***** PROVIDED RECORDS *****

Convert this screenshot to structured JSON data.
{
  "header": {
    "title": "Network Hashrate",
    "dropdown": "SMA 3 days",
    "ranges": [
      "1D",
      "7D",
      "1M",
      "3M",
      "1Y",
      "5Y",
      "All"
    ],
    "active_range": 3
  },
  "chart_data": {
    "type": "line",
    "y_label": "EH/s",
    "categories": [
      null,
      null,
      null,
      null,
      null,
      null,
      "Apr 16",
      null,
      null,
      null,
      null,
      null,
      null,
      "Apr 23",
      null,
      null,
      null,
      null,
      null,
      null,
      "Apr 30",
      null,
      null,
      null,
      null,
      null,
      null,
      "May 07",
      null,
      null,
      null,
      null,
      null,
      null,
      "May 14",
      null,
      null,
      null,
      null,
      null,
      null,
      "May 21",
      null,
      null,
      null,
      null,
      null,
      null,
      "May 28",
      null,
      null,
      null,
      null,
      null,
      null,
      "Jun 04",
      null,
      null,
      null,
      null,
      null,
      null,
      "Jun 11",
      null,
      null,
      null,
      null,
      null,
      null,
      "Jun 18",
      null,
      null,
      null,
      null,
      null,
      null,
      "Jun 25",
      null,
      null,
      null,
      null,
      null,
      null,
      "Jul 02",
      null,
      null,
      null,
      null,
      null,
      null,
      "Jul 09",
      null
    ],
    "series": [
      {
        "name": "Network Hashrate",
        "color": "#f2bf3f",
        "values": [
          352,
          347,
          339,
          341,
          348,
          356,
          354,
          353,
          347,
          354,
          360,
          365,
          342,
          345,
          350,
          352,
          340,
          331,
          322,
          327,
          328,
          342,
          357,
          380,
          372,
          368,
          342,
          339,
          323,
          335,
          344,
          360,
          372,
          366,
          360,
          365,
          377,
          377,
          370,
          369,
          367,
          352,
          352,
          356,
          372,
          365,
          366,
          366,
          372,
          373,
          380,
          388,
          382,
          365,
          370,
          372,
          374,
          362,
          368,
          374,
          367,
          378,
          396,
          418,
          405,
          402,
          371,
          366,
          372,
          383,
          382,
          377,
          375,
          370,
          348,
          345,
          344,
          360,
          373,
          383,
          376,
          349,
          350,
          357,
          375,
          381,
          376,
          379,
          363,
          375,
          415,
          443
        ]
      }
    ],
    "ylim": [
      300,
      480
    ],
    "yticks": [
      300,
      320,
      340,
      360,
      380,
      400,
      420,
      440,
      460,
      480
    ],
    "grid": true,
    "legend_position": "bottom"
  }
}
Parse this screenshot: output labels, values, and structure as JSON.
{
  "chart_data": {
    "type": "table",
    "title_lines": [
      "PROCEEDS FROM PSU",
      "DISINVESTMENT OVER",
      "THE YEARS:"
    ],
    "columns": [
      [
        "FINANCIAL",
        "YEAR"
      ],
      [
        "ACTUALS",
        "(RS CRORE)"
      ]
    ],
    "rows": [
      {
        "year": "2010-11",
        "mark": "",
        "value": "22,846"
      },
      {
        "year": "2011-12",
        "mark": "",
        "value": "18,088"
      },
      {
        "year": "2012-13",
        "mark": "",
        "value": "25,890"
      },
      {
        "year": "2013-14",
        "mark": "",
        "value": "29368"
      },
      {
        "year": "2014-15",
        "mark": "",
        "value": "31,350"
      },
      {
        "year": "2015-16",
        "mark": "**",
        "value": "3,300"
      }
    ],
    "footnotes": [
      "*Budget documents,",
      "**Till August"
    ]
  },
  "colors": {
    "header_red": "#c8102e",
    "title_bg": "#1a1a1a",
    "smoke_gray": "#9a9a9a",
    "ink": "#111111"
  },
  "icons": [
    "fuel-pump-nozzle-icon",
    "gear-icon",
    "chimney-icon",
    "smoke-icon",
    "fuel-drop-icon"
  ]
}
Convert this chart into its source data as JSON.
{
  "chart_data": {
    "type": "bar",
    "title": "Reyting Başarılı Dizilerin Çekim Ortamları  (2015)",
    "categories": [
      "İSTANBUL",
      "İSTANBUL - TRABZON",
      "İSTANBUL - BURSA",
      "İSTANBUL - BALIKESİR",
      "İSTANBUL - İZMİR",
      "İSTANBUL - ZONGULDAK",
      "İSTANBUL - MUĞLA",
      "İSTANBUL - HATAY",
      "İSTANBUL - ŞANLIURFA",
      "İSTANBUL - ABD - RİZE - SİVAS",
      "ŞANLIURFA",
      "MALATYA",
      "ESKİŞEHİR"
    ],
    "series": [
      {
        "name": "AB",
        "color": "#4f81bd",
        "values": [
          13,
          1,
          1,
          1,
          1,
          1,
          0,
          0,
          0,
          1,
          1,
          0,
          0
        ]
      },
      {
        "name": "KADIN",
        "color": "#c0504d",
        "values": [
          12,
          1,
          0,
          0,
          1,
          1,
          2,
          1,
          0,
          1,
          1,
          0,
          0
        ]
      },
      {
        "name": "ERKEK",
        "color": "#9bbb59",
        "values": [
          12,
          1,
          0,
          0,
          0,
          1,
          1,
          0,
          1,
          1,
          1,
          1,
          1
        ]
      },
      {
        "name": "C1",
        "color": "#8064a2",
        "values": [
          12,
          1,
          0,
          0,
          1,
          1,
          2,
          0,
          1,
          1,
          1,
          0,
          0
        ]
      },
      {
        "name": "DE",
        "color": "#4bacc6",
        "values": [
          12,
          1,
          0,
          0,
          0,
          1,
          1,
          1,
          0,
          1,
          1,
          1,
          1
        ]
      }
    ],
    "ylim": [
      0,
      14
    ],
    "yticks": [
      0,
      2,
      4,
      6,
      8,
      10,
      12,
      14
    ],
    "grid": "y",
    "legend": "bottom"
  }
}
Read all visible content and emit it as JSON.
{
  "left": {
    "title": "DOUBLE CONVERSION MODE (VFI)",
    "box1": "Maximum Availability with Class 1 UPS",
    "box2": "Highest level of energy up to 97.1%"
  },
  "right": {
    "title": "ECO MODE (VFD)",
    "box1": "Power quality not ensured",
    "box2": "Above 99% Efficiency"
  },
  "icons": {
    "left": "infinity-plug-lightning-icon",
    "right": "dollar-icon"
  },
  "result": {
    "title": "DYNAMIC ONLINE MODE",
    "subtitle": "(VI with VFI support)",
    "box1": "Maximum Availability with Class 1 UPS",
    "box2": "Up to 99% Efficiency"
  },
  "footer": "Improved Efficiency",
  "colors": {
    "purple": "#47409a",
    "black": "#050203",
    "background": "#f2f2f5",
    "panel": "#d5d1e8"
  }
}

*****

GIVEN TASK
Transcribe each entry exactly.

COMPLETE OUTPUT
Convert this screenshot to structured JSON data.
{
  "header": {
    "title": "Network Hashrate",
    "dropdown": "SMA 3 days",
    "ranges": [
      "1D",
      "7D",
      "1M",
      "3M",
      "1Y",
      "5Y",
      "All"
    ],
    "active_range": 3
  },
  "chart_data": {
    "type": "line",
    "y_label": "EH/s",
    "categories": [
      null,
      null,
      null,
      null,
      null,
      null,
      "Apr 16",
      null,
      null,
      null,
      null,
      null,
      null,
      "Apr 23",
      null,
      null,
      null,
      null,
      null,
      null,
      "Apr 30",
      null,
      null,
      null,
      null,
      null,
      null,
      "May 07",
      null,
      null,
      null,
      null,
      null,
      null,
      "May 14",
      null,
      null,
      null,
      null,
      null,
      null,
      "May 21",
      null,
      null,
      null,
      null,
      null,
      null,
      "May 28",
      null,
      null,
      null,
      null,
      null,
      null,
      "Jun 04",
      null,
      null,
      null,
      null,
      null,
      null,
      "Jun 11",
      null,
      null,
      null,
      null,
      null,
      null,
      "Jun 18",
      null,
      null,
      null,
      null,
      null,
      null,
      "Jun 25",
      null,
      null,
      null,
      null,
      null,
      null,
      "Jul 02",
      null,
      null,
      null,
      null,
      null,
      null,
      "Jul 09",
      null
    ],
    "series": [
      {
        "name": "Network Hashrate",
        "color": "#f2bf3f",
        "values": [
          352,
          347,
          339,
          341,
          348,
          356,
          354,
          353,
          347,
          354,
          360,
          365,
          342,
          345,
          350,
          352,
          340,
          331,
          322,
          327,
          328,
          342,
          357,
          380,
          372,
          368,
          342,
          339,
          323,
          335,
          344,
          360,
          372,
          366,
          360,
          365,
          377,
          377,
          370,
          369,
          367,
          352,
          352,
          356,
          372,
          365,
          366,
          366,
          372,
          373,
          380,
          388,
          382,
          365,
          370,
          372,
          374,
          362,
          368,
          374,
          367,
          378,
          396,
          418,
          405,
          402,
          371,
          366,
          372,
          383,
          382,
          377,
          375,
          370,
          348,
          345,
          344,
          360,
          373,
          383,
          376,
          349,
          350,
          357,
          375,
          381,
          376,
          379,
          363,
          375,
          415,
          443
        ]
      }
    ],
    "ylim": [
      300,
      480
    ],
    "yticks": [
      300,
      320,
      340,
      360,
      380,
      400,
      420,
      440,
      460,
      480
    ],
    "grid": true,
    "legend_position": "bottom"
  }
}
Parse this screenshot: output labels, values, and structure as JSON.
{
  "chart_data": {
    "type": "table",
    "title_lines": [
      "PROCEEDS FROM PSU",
      "DISINVESTMENT OVER",
      "THE YEARS:"
    ],
    "columns": [
      [
        "FINANCIAL",
        "YEAR"
      ],
      [
        "ACTUALS",
        "(RS CRORE)"
      ]
    ],
    "rows": [
      {
        "year": "2010-11",
        "mark": "",
        "value": "22,846"
      },
      {
        "year": "2011-12",
        "mark": "",
        "value": "18,088"
      },
      {
        "year": "2012-13",
        "mark": "",
        "value": "25,890"
      },
      {
        "year": "2013-14",
        "mark": "",
        "value": "29368"
      },
      {
        "year": "2014-15",
        "mark": "",
        "value": "31,350"
      },
      {
        "year": "2015-16",
        "mark": "**",
        "value": "3,300"
      }
    ],
    "footnotes": [
      "*Budget documents,",
      "**Till August"
    ]
  },
  "colors": {
    "header_red": "#c8102e",
    "title_bg": "#1a1a1a",
    "smoke_gray": "#9a9a9a",
    "ink": "#111111"
  },
  "icons": [
    "fuel-pump-nozzle-icon",
    "gear-icon",
    "chimney-icon",
    "smoke-icon",
    "fuel-drop-icon"
  ]
}
Convert this chart into its source data as JSON.
{
  "chart_data": {
    "type": "bar",
    "title": "Reyting Başarılı Dizilerin Çekim Ortamları  (2015)",
    "categories": [
      "İSTANBUL",
      "İSTANBUL - TRABZON",
      "İSTANBUL - BURSA",
      "İSTANBUL - BALIKESİR",
      "İSTANBUL - İZMİR",
      "İSTANBUL - ZONGULDAK",
      "İSTANBUL - MUĞLA",
      "İSTANBUL - HATAY",
      "İSTANBUL - ŞANLIURFA",
      "İSTANBUL - ABD - RİZE - SİVAS",
      "ŞANLIURFA",
      "MALATYA",
      "ESKİŞEHİR"
    ],
    "series": [
      {
        "name": "AB",
        "color": "#4f81bd",
        "values": [
          13,
          1,
          1,
          1,
          1,
          1,
          0,
          0,
          0,
          1,
          1,
          0,
          0
        ]
      },
      {
        "name": "KADIN",
        "color": "#c0504d",
        "values": [
          12,
          1,
          0,
          0,
          1,
          1,
          2,
          1,
          0,
          1,
          1,
          0,
          0
        ]
      },
      {
        "name": "ERKEK",
        "color": "#9bbb59",
        "values": [
          12,
          1,
          0,
          0,
          0,
          1,
          1,
          0,
          1,
          1,
          1,
          1,
          1
        ]
      },
      {
        "name": "C1",
        "color": "#8064a2",
        "values": [
          12,
          1,
          0,
          0,
          1,
          1,
          2,
          0,
          1,
          1,
          1,
          0,
          0
        ]
      },
      {
        "name": "DE",
        "color": "#4bacc6",
        "values": [
          12,
          1,
          0,
          0,
          0,
          1,
          1,
          1,
          0,
          1,
          1,
          1,
          1
        ]
      }
    ],
    "ylim": [
      0,
      14
    ],
    "yticks": [
      0,
      2,
      4,
      6,
      8,
      10,
      12,
      14
    ],
    "grid": "y",
    "legend": "bottom"
  }
}
Read all visible content and emit it as JSON.
{
  "left": {
    "title": "DOUBLE CONVERSION MODE (VFI)",
    "box1": "Maximum Availability with Class 1 UPS",
    "box2": "Highest level of energy up to 97.1%"
  },
  "right": {
    "title": "ECO MODE (VFD)",
    "box1": "Power quality not ensured",
    "box2": "Above 99% Efficiency"
  },
  "icons": {
    "left": "infinity-plug-lightning-icon",
    "right": "dollar-icon"
  },
  "result": {
    "title": "DYNAMIC ONLINE MODE",
    "subtitle": "(VI with VFI support)",
    "box1": "Maximum Availability with Class 1 UPS",
    "box2": "Up to 99% Efficiency"
  },
  "footer": "Improved Efficiency",
  "colors": {
    "purple": "#47409a",
    "black": "#050203",
    "background": "#f2f2f5",
    "panel": "#d5d1e8"
  }
}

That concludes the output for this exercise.